- _What to produce_
Reproduce each record exactly.

- _Material for the task_
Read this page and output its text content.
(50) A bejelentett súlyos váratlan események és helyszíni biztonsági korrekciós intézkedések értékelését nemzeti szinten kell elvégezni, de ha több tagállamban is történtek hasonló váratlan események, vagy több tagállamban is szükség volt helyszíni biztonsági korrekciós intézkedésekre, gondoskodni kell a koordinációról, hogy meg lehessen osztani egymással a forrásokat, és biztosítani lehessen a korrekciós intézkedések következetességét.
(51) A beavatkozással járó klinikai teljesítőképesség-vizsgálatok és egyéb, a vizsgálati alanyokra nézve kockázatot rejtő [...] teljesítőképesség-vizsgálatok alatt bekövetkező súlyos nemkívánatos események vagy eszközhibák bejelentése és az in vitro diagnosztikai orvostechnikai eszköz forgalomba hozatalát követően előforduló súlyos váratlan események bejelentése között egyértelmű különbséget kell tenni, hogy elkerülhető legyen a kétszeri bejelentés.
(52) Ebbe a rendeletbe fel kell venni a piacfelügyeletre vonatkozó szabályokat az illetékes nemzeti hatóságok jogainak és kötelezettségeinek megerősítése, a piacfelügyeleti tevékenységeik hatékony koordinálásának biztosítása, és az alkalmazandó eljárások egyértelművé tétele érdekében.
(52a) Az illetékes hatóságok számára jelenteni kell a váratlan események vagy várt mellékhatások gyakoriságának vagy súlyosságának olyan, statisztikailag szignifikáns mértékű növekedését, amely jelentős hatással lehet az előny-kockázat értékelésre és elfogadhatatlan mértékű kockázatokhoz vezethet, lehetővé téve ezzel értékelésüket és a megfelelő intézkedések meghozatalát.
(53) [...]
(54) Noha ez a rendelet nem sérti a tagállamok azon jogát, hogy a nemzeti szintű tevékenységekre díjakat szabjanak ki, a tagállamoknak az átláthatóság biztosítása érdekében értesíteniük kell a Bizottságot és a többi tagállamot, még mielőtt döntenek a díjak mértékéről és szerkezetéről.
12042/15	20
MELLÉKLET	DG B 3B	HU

- _Finished task_
Read this page and output its text content.
(50) A bejelentett súlyos váratlan események és helyszíni biztonsági korrekciós intézkedések értékelését nemzeti szinten kell elvégezni, de ha több tagállamban is történtek hasonló váratlan események, vagy több tagállamban is szükség volt helyszíni biztonsági korrekciós intézkedésekre, gondoskodni kell a koordinációról, hogy meg lehessen osztani egymással a forrásokat, és biztosítani lehessen a korrekciós intézkedések következetességét.
(51) A beavatkozással járó klinikai teljesítőképesség-vizsgálatok és egyéb, a vizsgálati alanyokra nézve kockázatot rejtő [...] teljesítőképesség-vizsgálatok alatt bekövetkező súlyos nemkívánatos események vagy eszközhibák bejelentése és az in vitro diagnosztikai orvostechnikai eszköz forgalomba hozatalát követően előforduló súlyos váratlan események bejelentése között egyértelmű különbséget kell tenni, hogy elkerülhető legyen a kétszeri bejelentés.
(52) Ebbe a rendeletbe fel kell venni a piacfelügyeletre vonatkozó szabályokat az illetékes nemzeti hatóságok jogainak és kötelezettségeinek megerősítése, a piacfelügyeleti tevékenységeik hatékony koordinálásának biztosítása, és az alkalmazandó eljárások egyértelművé tétele érdekében.
(52a) Az illetékes hatóságok számára jelenteni kell a váratlan események vagy várt mellékhatások gyakoriságának vagy súlyosságának olyan, statisztikailag szignifikáns mértékű növekedését, amely jelentős hatással lehet az előny-kockázat értékelésre és elfogadhatatlan mértékű kockázatokhoz vezethet, lehetővé téve ezzel értékelésüket és a megfelelő intézkedések meghozatalát.
(53) [...]
(54) Noha ez a rendelet nem sérti a tagállamok azon jogát, hogy a nemzeti szintű tevékenységekre díjakat szabjanak ki, a tagállamoknak az átláthatóság biztosítása érdekében értesíteniük kell a Bizottságot és a többi tagállamot, még mielőtt döntenek a díjak mértékéről és szerkezetéről.
12042/15	20
MELLÉKLET	DG B 3B	HU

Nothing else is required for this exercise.